Record set:
=-=-=-=-=

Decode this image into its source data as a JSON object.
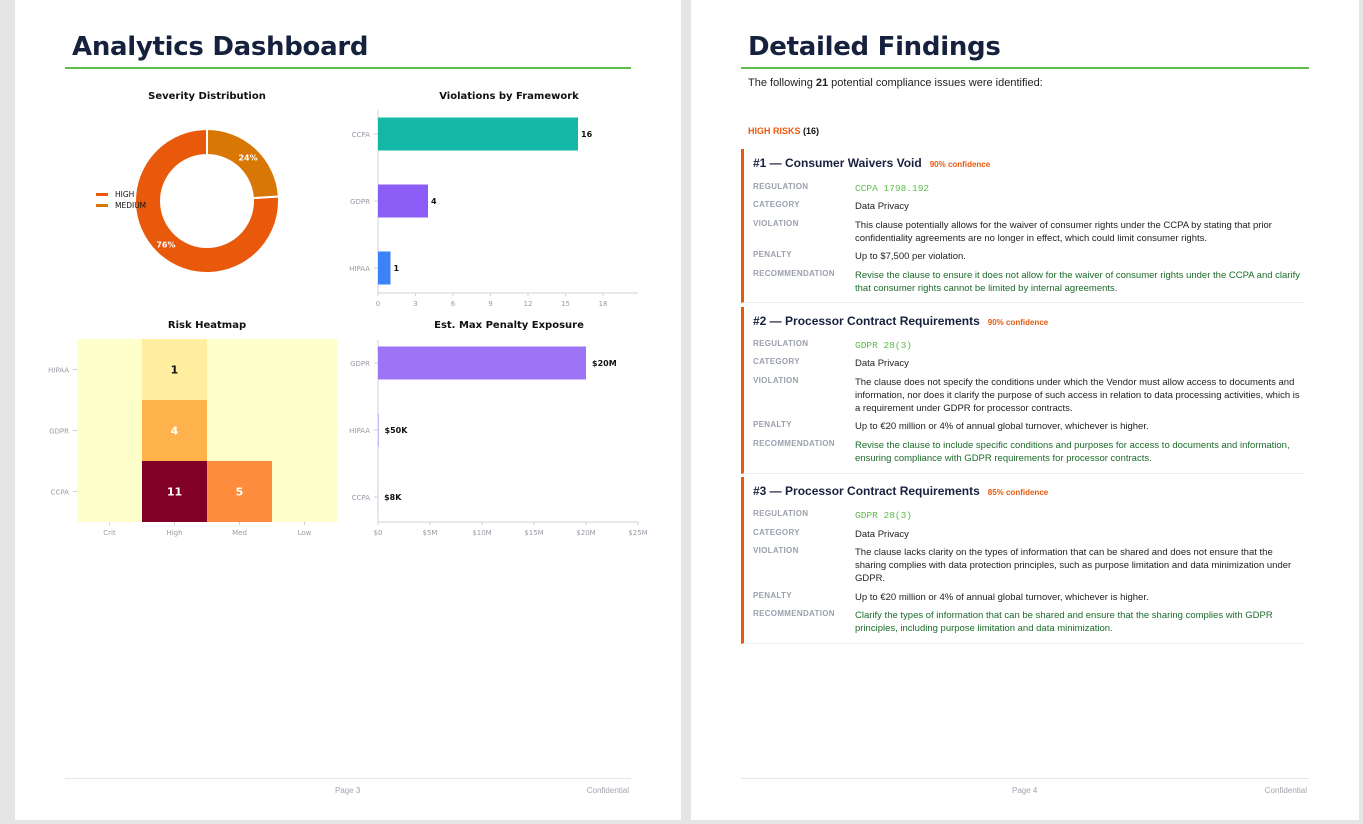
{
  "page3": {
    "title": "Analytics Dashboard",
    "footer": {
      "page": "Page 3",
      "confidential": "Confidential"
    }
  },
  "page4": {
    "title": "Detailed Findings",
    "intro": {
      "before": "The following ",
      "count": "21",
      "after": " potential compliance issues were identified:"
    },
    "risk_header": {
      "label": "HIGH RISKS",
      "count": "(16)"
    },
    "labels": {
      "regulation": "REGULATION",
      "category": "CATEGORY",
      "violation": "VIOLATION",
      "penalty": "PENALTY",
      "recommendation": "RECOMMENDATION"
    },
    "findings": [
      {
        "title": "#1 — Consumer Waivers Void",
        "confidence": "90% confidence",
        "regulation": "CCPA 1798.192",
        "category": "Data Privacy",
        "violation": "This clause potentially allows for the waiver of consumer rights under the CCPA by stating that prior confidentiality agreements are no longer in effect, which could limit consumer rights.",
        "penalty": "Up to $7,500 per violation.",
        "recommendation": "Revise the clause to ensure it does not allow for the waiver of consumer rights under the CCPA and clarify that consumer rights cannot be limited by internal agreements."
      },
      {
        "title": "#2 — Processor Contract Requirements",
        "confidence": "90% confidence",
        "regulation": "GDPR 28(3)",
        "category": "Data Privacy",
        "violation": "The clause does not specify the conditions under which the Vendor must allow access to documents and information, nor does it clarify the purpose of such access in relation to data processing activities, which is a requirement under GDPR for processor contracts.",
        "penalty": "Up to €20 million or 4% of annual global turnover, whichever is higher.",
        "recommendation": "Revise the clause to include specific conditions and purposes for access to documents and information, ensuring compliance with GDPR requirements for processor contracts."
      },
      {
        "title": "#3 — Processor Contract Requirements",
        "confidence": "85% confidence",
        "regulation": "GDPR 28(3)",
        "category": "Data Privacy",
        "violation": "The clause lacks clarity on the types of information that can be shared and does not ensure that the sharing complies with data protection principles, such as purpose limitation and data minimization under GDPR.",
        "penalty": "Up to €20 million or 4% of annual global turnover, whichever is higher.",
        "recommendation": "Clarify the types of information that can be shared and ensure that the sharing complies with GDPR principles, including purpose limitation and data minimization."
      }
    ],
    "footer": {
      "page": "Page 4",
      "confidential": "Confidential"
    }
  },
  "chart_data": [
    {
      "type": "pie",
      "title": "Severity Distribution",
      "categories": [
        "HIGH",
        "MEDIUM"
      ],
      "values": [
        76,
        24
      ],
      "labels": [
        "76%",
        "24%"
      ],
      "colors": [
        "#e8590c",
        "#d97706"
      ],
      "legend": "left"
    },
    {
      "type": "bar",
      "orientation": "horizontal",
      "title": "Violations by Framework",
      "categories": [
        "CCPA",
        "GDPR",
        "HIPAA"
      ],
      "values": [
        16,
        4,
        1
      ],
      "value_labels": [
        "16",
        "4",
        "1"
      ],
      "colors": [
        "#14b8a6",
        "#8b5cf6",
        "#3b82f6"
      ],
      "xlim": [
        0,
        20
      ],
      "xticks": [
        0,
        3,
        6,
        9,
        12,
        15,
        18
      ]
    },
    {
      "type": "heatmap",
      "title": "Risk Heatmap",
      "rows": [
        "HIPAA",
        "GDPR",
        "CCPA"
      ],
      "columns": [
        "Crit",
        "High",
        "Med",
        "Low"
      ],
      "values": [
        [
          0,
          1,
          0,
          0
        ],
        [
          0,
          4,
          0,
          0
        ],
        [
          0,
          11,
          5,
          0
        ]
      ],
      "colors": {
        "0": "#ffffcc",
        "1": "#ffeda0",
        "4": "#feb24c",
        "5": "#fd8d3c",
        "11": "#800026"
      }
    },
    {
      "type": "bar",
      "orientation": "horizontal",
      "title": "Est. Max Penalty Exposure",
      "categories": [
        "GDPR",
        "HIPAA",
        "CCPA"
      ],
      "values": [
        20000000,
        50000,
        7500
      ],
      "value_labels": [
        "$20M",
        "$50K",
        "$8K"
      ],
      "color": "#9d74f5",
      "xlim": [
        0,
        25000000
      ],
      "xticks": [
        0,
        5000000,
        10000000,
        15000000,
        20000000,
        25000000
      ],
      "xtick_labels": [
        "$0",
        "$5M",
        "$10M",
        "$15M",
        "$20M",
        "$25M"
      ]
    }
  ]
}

=-=-=-=-=

Search the entries for the word "complies" and pick out every line that holds it.

Written solution:
        "violation": "The clause lacks clarity on the types of information that can be shared and does not ensure that the sharing complies with data protection principles, such as purpose limitation and data minimization under GDPR.",
        "recommendation": "Clarify the types of information that can be shared and ensure that the sharing complies with GDPR principles, including purpose limitation and data minimization."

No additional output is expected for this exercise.